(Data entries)

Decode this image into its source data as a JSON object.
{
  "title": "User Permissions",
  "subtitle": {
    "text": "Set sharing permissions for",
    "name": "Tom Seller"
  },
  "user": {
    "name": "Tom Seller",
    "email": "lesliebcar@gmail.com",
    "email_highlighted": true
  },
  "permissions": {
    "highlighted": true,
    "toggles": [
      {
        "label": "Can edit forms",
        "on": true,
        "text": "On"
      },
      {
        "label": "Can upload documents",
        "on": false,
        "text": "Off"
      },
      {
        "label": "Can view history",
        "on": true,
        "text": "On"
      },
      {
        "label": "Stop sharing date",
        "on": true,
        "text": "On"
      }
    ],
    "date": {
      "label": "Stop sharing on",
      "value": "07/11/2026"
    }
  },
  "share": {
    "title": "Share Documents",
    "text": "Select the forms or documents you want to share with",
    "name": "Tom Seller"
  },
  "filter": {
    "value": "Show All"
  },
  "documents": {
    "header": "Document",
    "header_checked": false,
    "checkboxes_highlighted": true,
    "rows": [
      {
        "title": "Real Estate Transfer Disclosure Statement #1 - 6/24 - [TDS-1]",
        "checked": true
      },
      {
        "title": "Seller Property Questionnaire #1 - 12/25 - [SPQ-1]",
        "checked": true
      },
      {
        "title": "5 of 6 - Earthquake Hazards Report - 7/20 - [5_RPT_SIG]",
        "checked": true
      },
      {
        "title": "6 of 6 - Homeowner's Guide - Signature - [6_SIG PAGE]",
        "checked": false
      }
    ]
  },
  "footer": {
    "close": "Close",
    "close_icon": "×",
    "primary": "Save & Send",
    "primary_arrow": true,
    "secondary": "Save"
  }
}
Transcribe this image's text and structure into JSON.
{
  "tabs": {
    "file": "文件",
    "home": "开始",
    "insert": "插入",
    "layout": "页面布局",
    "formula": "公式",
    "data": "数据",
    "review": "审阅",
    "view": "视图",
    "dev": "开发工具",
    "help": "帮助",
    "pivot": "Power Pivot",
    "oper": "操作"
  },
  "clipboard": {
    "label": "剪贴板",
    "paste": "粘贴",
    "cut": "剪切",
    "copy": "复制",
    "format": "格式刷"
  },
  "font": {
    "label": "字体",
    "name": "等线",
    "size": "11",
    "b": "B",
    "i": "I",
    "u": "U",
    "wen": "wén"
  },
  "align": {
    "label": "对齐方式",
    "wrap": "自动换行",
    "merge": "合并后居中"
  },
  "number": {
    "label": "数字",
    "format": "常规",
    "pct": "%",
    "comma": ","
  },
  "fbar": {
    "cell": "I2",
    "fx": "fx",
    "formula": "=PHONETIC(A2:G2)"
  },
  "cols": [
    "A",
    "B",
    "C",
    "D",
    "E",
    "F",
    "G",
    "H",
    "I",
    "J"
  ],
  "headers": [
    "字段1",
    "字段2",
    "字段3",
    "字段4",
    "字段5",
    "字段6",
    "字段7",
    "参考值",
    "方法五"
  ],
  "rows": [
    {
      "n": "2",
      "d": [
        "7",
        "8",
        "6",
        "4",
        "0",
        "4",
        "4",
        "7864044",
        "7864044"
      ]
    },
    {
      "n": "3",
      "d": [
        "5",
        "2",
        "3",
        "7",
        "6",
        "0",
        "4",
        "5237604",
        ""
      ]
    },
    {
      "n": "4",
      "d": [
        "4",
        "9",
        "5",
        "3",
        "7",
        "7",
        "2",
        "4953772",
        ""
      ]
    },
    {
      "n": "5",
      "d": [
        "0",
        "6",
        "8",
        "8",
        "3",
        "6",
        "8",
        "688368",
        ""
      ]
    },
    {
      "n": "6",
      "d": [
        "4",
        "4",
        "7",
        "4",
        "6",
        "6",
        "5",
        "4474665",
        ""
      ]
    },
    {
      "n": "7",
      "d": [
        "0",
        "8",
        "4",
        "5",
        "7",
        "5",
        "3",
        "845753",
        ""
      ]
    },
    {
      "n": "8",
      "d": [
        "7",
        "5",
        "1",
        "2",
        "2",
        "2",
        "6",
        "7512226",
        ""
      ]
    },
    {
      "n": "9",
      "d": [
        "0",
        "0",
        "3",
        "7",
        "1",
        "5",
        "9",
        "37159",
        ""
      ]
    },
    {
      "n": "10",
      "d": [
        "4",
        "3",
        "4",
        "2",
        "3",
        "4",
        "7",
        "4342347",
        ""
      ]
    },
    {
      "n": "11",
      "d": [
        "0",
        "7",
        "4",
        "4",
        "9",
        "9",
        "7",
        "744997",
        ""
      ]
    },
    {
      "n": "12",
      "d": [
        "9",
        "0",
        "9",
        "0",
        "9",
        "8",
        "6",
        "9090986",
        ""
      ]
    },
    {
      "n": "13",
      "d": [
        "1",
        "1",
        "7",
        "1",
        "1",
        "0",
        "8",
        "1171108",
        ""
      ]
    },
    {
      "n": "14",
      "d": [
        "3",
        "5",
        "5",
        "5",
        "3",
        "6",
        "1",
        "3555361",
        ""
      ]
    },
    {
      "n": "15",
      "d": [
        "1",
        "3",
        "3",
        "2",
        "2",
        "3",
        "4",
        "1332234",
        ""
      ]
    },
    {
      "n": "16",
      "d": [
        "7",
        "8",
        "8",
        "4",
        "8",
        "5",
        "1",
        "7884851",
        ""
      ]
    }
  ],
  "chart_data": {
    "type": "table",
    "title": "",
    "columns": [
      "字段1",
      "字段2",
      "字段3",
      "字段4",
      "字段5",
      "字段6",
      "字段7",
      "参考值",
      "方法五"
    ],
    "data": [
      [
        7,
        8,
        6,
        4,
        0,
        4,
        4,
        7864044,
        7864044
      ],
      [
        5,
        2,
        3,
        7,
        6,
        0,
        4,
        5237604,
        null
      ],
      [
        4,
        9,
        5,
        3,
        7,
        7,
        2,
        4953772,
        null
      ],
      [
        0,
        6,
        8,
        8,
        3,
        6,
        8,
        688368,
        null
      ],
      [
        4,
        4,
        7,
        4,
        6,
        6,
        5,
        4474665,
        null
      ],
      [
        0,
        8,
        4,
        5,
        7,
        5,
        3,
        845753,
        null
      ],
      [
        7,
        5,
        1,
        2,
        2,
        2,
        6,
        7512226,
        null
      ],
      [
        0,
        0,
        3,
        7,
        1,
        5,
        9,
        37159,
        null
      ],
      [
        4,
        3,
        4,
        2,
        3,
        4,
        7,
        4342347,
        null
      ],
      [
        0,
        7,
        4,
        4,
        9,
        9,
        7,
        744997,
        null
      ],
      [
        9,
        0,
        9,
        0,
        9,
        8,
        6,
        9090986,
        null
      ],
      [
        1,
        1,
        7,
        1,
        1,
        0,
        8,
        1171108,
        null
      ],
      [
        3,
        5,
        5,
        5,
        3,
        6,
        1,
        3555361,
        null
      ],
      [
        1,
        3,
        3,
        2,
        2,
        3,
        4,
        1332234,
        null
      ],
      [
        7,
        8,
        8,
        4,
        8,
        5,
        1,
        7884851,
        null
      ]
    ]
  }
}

* _INSTRUCTION_
Write the listing out again, exactly as shown above.

* _SOLUTION TO THIS EXERCISE_
Decode this image into its source data as a JSON object.
{
  "title": "User Permissions",
  "subtitle": {
    "text": "Set sharing permissions for",
    "name": "Tom Seller"
  },
  "user": {
    "name": "Tom Seller",
    "email": "lesliebcar@gmail.com",
    "email_highlighted": true
  },
  "permissions": {
    "highlighted": true,
    "toggles": [
      {
        "label": "Can edit forms",
        "on": true,
        "text": "On"
      },
      {
        "label": "Can upload documents",
        "on": false,
        "text": "Off"
      },
      {
        "label": "Can view history",
        "on": true,
        "text": "On"
      },
      {
        "label": "Stop sharing date",
        "on": true,
        "text": "On"
      }
    ],
    "date": {
      "label": "Stop sharing on",
      "value": "07/11/2026"
    }
  },
  "share": {
    "title": "Share Documents",
    "text": "Select the forms or documents you want to share with",
    "name": "Tom Seller"
  },
  "filter": {
    "value": "Show All"
  },
  "documents": {
    "header": "Document",
    "header_checked": false,
    "checkboxes_highlighted": true,
    "rows": [
      {
        "title": "Real Estate Transfer Disclosure Statement #1 - 6/24 - [TDS-1]",
        "checked": true
      },
      {
        "title": "Seller Property Questionnaire #1 - 12/25 - [SPQ-1]",
        "checked": true
      },
      {
        "title": "5 of 6 - Earthquake Hazards Report - 7/20 - [5_RPT_SIG]",
        "checked": true
      },
      {
        "title": "6 of 6 - Homeowner's Guide - Signature - [6_SIG PAGE]",
        "checked": false
      }
    ]
  },
  "footer": {
    "close": "Close",
    "close_icon": "×",
    "primary": "Save & Send",
    "primary_arrow": true,
    "secondary": "Save"
  }
}
Transcribe this image's text and structure into JSON.
{
  "tabs": {
    "file": "文件",
    "home": "开始",
    "insert": "插入",
    "layout": "页面布局",
    "formula": "公式",
    "data": "数据",
    "review": "审阅",
    "view": "视图",
    "dev": "开发工具",
    "help": "帮助",
    "pivot": "Power Pivot",
    "oper": "操作"
  },
  "clipboard": {
    "label": "剪贴板",
    "paste": "粘贴",
    "cut": "剪切",
    "copy": "复制",
    "format": "格式刷"
  },
  "font": {
    "label": "字体",
    "name": "等线",
    "size": "11",
    "b": "B",
    "i": "I",
    "u": "U",
    "wen": "wén"
  },
  "align": {
    "label": "对齐方式",
    "wrap": "自动换行",
    "merge": "合并后居中"
  },
  "number": {
    "label": "数字",
    "format": "常规",
    "pct": "%",
    "comma": ","
  },
  "fbar": {
    "cell": "I2",
    "fx": "fx",
    "formula": "=PHONETIC(A2:G2)"
  },
  "cols": [
    "A",
    "B",
    "C",
    "D",
    "E",
    "F",
    "G",
    "H",
    "I",
    "J"
  ],
  "headers": [
    "字段1",
    "字段2",
    "字段3",
    "字段4",
    "字段5",
    "字段6",
    "字段7",
    "参考值",
    "方法五"
  ],
  "rows": [
    {
      "n": "2",
      "d": [
        "7",
        "8",
        "6",
        "4",
        "0",
        "4",
        "4",
        "7864044",
        "7864044"
      ]
    },
    {
      "n": "3",
      "d": [
        "5",
        "2",
        "3",
        "7",
        "6",
        "0",
        "4",
        "5237604",
        ""
      ]
    },
    {
      "n": "4",
      "d": [
        "4",
        "9",
        "5",
        "3",
        "7",
        "7",
        "2",
        "4953772",
        ""
      ]
    },
    {
      "n": "5",
      "d": [
        "0",
        "6",
        "8",
        "8",
        "3",
        "6",
        "8",
        "688368",
        ""
      ]
    },
    {
      "n": "6",
      "d": [
        "4",
        "4",
        "7",
        "4",
        "6",
        "6",
        "5",
        "4474665",
        ""
      ]
    },
    {
      "n": "7",
      "d": [
        "0",
        "8",
        "4",
        "5",
        "7",
        "5",
        "3",
        "845753",
        ""
      ]
    },
    {
      "n": "8",
      "d": [
        "7",
        "5",
        "1",
        "2",
        "2",
        "2",
        "6",
        "7512226",
        ""
      ]
    },
    {
      "n": "9",
      "d": [
        "0",
        "0",
        "3",
        "7",
        "1",
        "5",
        "9",
        "37159",
        ""
      ]
    },
    {
      "n": "10",
      "d": [
        "4",
        "3",
        "4",
        "2",
        "3",
        "4",
        "7",
        "4342347",
        ""
      ]
    },
    {
      "n": "11",
      "d": [
        "0",
        "7",
        "4",
        "4",
        "9",
        "9",
        "7",
        "744997",
        ""
      ]
    },
    {
      "n": "12",
      "d": [
        "9",
        "0",
        "9",
        "0",
        "9",
        "8",
        "6",
        "9090986",
        ""
      ]
    },
    {
      "n": "13",
      "d": [
        "1",
        "1",
        "7",
        "1",
        "1",
        "0",
        "8",
        "1171108",
        ""
      ]
    },
    {
      "n": "14",
      "d": [
        "3",
        "5",
        "5",
        "5",
        "3",
        "6",
        "1",
        "3555361",
        ""
      ]
    },
    {
      "n": "15",
      "d": [
        "1",
        "3",
        "3",
        "2",
        "2",
        "3",
        "4",
        "1332234",
        ""
      ]
    },
    {
      "n": "16",
      "d": [
        "7",
        "8",
        "8",
        "4",
        "8",
        "5",
        "1",
        "7884851",
        ""
      ]
    }
  ],
  "chart_data": {
    "type": "table",
    "title": "",
    "columns": [
      "字段1",
      "字段2",
      "字段3",
      "字段4",
      "字段5",
      "字段6",
      "字段7",
      "参考值",
      "方法五"
    ],
    "data": [
      [
        7,
        8,
        6,
        4,
        0,
        4,
        4,
        7864044,
        7864044
      ],
      [
        5,
        2,
        3,
        7,
        6,
        0,
        4,
        5237604,
        null
      ],
      [
        4,
        9,
        5,
        3,
        7,
        7,
        2,
        4953772,
        null
      ],
      [
        0,
        6,
        8,
        8,
        3,
        6,
        8,
        688368,
        null
      ],
      [
        4,
        4,
        7,
        4,
        6,
        6,
        5,
        4474665,
        null
      ],
      [
        0,
        8,
        4,
        5,
        7,
        5,
        3,
        845753,
        null
      ],
      [
        7,
        5,
        1,
        2,
        2,
        2,
        6,
        7512226,
        null
      ],
      [
        0,
        0,
        3,
        7,
        1,
        5,
        9,
        37159,
        null
      ],
      [
        4,
        3,
        4,
        2,
        3,
        4,
        7,
        4342347,
        null
      ],
      [
        0,
        7,
        4,
        4,
        9,
        9,
        7,
        744997,
        null
      ],
      [
        9,
        0,
        9,
        0,
        9,
        8,
        6,
        9090986,
        null
      ],
      [
        1,
        1,
        7,
        1,
        1,
        0,
        8,
        1171108,
        null
      ],
      [
        3,
        5,
        5,
        5,
        3,
        6,
        1,
        3555361,
        null
      ],
      [
        1,
        3,
        3,
        2,
        2,
        3,
        4,
        1332234,
        null
      ],
      [
        7,
        8,
        8,
        4,
        8,
        5,
        1,
        7884851,
        null
      ]
    ]
  }
}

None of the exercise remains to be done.